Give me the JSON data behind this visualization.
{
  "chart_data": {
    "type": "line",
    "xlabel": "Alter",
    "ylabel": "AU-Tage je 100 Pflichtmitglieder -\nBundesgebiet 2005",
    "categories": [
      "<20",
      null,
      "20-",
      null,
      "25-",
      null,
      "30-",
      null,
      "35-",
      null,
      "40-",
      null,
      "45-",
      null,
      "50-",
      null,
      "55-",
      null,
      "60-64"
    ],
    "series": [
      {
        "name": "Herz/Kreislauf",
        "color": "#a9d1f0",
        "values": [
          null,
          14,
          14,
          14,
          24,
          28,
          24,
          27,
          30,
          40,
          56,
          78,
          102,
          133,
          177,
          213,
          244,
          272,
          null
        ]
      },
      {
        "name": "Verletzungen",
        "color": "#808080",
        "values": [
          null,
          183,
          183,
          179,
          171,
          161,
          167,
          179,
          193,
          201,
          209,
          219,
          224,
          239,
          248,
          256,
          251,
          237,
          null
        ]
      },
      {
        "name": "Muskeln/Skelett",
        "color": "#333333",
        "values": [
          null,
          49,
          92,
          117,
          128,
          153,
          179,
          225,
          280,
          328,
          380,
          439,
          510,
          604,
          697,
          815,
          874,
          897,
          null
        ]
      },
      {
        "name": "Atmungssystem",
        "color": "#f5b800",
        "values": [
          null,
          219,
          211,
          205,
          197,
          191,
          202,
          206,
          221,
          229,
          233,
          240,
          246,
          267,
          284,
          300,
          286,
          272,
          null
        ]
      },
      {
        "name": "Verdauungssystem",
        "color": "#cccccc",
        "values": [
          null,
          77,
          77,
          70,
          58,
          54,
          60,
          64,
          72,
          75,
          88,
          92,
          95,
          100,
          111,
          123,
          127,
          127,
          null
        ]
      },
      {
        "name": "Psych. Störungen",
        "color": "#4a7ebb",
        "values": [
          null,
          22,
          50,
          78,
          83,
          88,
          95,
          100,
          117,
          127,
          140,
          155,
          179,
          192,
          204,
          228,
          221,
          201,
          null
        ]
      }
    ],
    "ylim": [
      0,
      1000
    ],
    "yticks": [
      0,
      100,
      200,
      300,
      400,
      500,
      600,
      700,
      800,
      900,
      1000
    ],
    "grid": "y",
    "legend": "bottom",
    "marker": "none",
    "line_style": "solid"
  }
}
☆ ☆ ☆
Exercise goal – Scan the material line by line and report each one that contains "color".

Output for this task –
        "color": "#a9d1f0",
        "color": "#808080",
        "color": "#333333",
        "color": "#f5b800",
        "color": "#cccccc",
        "color": "#4a7ebb",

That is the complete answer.